INSTRUÇÕES DAS TAREFAS
1) Liste todos os nomes de pessoas que aparecem no trecho sobre a literatura portuguesa.
2) Transcreva do trecho sobre a literatura portuguesa a parte que vai de "Como um trabalho" até "as farsas vicentinas.".

Como um trabalho singular que oferece ao leitor uma visão peculiar, desde D. Dinis a Saramago, numa linguagem que comporta, tanto o iniciante ao universo da literatura portuguesa quanto ao acadêmico, ao sabor de um bate-papo, Ventura se propõe ao longo do texto, após visitar os trovadores, encaminhar neste diálogo o cronista maior Fernão Lopes, por sua visão de conjunto ao elaborar suas crônicas, “dando relevo, pela primeira vez, ao povo, que considerou como agente de transformações históricas”, para logo após, encaminhar o leitor ao teatro de Gil Vicente, “cuja obra reflete características medievais e também renascentistas”, tendo por destaque, neste navegar de Ventura, os autos e as farsas vicentinas.

DADOS DISPONÍVEIS

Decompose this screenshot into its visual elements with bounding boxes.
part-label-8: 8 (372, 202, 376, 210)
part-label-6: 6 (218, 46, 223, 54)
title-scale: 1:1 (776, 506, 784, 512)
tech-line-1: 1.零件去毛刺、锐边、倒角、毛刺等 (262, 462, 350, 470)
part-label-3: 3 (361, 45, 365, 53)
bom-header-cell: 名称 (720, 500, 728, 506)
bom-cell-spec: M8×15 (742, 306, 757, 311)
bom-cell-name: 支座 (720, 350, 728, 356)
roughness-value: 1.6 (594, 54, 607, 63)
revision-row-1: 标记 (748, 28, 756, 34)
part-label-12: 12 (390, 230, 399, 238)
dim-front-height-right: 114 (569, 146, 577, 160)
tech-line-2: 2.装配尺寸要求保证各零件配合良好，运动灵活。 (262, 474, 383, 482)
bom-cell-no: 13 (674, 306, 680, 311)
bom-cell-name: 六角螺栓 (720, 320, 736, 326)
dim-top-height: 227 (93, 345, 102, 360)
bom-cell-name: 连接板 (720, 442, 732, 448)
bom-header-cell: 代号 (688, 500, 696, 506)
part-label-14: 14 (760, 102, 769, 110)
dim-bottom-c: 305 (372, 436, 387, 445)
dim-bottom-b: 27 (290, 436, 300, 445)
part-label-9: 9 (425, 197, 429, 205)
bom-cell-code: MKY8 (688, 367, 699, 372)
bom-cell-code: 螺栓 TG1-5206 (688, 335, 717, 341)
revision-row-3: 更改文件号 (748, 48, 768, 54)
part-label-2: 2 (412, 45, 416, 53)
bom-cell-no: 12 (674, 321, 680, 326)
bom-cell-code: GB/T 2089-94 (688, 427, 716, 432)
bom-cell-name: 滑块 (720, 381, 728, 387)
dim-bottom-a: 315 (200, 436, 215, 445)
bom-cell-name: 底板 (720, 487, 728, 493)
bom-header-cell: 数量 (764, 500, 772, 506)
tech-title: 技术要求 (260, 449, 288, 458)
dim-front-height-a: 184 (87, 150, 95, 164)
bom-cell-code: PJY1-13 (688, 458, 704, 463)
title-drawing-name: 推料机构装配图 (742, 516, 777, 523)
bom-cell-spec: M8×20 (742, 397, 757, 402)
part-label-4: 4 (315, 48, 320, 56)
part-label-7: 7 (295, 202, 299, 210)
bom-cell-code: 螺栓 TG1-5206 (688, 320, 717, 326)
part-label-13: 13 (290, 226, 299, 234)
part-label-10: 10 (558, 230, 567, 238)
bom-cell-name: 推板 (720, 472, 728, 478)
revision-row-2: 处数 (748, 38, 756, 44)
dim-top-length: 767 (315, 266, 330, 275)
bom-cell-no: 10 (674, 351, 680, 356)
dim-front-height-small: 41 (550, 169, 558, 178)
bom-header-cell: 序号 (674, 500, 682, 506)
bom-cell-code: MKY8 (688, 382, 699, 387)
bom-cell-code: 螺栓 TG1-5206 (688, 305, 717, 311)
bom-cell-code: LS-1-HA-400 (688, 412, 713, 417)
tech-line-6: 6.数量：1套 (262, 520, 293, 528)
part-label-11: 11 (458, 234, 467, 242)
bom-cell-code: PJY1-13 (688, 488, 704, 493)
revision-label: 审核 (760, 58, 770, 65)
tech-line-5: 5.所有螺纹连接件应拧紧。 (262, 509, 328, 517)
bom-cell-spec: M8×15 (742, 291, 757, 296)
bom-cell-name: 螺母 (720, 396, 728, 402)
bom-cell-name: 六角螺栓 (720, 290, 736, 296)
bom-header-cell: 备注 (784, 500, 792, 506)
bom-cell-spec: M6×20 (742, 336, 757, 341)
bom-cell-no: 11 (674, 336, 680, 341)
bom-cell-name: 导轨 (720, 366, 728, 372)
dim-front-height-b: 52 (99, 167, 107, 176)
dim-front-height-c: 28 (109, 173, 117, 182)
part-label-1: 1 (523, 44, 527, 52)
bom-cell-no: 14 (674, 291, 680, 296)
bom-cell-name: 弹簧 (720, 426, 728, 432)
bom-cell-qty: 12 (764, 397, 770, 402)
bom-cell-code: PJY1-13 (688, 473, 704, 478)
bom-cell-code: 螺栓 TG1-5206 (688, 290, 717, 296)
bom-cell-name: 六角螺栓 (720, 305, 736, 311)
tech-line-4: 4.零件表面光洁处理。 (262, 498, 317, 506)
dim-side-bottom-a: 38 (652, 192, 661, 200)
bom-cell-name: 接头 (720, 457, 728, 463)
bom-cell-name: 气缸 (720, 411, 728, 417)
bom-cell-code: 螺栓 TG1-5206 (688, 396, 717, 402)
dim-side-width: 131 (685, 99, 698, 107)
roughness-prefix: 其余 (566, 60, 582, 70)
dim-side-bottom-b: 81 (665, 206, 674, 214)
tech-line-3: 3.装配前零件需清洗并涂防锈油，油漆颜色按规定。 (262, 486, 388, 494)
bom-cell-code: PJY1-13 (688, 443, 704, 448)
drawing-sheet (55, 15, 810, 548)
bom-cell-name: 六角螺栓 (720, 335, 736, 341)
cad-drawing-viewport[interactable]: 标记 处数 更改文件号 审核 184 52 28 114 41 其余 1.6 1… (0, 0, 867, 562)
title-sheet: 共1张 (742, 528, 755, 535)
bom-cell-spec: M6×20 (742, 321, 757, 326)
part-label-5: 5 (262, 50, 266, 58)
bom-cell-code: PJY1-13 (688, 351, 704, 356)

RESPOSTAS ESCRITAS
1)
D. Dinis
Saramago
Ventura
Fernão Lopes
Gil Vicente

2)
Como um trabalho singular que oferece ao leitor uma visão peculiar, desde D. Dinis a Saramago, numa linguagem que comporta, tanto o iniciante ao universo da literatura portuguesa quanto ao acadêmico, ao sabor de um bate-papo, Ventura se propõe ao longo do texto, após visitar os trovadores, encaminhar neste diálogo o cronista maior Fernão Lopes, por sua visão de conjunto ao elaborar suas crônicas, “dando relevo, pela primeira vez, ao povo, que considerou como agente de transformações históricas”, para logo após, encaminhar o leitor ao teatro de Gil Vicente, “cuja obra reflete características medievais e também renascentistas”, tendo por destaque, neste navegar de Ventura, os autos e as farsas vicentinas.